*EXERCISE DATA*.
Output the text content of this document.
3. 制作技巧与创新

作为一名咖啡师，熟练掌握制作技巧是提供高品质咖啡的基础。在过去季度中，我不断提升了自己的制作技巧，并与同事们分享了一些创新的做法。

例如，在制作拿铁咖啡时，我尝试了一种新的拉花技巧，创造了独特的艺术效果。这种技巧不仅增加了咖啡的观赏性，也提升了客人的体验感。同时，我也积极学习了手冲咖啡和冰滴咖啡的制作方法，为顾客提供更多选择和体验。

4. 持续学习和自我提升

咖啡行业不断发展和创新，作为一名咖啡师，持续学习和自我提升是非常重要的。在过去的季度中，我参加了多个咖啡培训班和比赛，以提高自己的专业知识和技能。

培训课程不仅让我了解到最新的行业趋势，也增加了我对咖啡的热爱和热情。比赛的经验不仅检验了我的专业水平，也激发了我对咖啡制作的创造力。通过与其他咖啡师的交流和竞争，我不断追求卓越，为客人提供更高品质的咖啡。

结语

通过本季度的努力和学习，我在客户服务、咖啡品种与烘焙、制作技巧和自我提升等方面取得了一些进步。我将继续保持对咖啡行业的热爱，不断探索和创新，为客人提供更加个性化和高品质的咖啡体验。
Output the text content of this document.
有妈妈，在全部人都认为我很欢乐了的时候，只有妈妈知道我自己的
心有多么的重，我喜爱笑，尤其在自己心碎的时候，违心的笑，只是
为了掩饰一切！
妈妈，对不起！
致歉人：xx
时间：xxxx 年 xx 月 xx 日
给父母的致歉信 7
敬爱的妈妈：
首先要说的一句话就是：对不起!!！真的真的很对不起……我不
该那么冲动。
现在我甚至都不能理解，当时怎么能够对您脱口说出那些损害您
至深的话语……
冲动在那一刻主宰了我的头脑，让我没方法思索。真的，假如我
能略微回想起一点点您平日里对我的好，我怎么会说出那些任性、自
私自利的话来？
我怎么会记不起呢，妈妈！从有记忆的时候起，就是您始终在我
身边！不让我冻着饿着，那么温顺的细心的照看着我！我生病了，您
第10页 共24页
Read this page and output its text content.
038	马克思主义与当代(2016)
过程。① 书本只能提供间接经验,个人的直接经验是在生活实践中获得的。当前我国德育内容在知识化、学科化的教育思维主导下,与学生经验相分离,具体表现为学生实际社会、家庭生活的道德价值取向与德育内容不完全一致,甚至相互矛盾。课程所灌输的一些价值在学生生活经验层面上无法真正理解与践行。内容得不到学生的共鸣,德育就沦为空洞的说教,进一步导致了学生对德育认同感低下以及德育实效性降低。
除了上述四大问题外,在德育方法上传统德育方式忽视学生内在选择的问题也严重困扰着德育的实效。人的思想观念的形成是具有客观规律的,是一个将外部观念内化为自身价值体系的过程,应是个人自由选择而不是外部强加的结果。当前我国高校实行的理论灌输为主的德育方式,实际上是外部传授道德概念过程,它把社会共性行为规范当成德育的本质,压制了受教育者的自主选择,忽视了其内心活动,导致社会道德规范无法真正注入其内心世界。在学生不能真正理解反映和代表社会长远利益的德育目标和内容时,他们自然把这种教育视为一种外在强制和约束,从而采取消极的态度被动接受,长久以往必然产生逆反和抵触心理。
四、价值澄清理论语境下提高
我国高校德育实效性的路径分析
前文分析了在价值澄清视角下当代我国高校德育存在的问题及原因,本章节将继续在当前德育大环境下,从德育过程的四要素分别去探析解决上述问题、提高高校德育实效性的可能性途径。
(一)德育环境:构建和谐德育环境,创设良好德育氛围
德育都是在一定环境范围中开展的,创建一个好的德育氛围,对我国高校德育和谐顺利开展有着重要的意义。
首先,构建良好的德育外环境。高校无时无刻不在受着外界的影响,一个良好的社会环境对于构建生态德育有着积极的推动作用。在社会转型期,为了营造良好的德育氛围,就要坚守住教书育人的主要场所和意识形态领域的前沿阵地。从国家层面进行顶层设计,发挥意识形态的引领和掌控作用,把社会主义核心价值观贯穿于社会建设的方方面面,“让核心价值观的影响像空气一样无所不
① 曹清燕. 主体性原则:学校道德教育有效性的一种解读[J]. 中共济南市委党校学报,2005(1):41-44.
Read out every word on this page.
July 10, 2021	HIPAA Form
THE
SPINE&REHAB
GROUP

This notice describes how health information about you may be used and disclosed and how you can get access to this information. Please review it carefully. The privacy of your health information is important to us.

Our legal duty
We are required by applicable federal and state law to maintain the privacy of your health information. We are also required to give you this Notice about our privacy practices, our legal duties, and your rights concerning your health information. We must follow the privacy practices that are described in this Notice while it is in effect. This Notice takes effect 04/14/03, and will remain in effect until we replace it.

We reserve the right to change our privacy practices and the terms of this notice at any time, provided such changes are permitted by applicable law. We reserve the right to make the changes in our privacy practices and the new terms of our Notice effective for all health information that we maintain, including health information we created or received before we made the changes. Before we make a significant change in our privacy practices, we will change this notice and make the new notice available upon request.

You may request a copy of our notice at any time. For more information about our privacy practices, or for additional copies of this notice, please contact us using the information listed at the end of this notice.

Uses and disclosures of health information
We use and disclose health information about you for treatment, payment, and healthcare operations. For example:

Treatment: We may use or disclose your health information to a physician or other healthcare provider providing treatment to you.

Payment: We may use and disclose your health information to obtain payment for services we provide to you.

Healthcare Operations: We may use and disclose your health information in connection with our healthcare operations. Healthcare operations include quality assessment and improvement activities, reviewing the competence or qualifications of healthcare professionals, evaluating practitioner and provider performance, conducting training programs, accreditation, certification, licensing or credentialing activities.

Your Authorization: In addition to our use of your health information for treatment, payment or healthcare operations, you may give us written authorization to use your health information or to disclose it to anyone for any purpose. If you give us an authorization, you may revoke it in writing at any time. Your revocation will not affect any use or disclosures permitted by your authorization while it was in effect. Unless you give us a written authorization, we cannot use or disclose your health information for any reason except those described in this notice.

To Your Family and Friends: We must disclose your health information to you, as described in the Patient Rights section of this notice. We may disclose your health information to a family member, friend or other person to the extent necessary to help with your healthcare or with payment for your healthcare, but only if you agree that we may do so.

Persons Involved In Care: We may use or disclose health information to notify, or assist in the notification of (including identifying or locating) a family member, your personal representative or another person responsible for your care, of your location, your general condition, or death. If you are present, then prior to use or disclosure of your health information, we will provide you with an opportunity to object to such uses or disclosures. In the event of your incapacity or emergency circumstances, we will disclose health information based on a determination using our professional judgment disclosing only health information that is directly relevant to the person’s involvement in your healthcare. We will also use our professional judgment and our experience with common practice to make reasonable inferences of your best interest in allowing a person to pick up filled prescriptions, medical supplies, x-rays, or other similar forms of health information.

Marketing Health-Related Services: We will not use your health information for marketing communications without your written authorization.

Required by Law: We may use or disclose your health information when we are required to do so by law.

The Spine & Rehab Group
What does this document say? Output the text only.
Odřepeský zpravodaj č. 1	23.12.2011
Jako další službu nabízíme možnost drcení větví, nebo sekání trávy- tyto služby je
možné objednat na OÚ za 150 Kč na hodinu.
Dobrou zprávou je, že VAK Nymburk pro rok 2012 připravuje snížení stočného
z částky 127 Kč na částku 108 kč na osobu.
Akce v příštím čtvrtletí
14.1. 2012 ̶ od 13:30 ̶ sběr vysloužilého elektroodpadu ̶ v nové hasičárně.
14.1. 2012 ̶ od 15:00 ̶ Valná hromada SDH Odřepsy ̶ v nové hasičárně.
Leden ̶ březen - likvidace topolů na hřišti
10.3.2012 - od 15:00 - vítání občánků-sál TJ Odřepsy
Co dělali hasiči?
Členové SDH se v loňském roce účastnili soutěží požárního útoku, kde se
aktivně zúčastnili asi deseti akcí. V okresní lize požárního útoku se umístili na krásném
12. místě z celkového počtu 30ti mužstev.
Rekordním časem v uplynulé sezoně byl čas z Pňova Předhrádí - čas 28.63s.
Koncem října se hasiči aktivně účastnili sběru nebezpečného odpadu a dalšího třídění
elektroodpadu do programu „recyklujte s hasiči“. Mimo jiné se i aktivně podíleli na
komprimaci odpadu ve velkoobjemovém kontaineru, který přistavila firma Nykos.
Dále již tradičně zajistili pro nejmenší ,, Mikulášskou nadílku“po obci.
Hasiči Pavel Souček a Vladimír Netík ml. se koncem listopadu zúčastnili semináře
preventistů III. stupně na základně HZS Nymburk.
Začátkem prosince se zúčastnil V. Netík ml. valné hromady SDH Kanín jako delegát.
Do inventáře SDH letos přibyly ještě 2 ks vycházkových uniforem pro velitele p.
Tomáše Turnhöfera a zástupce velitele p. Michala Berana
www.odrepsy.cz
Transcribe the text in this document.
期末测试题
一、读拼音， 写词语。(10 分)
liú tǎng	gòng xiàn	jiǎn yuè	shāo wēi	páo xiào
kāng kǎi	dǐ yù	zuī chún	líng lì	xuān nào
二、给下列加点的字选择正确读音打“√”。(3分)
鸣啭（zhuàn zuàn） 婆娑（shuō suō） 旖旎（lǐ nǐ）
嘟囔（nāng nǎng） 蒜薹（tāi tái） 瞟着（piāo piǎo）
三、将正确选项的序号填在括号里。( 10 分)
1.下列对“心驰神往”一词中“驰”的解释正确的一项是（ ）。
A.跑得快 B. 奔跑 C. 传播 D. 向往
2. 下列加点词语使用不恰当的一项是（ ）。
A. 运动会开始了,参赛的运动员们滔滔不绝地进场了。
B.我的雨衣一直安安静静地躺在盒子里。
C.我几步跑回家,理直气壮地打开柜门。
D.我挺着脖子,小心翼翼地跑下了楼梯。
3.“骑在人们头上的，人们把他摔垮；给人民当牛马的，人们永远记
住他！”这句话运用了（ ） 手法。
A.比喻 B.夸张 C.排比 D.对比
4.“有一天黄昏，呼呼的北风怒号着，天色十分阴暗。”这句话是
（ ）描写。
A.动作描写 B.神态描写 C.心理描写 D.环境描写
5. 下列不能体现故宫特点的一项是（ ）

*TASK TO CARRY OUT*.
Copy all lines from the entries that contain the word "elektroodpadu".

*THE RESPONSE*.
14.1. 2012 ̶ od 13:30 ̶ sběr vysloužilého elektroodpadu ̶ v nové hasičárně.
elektroodpadu do programu „recyklujte s hasiči“. Mimo jiné se i aktivně podíleli na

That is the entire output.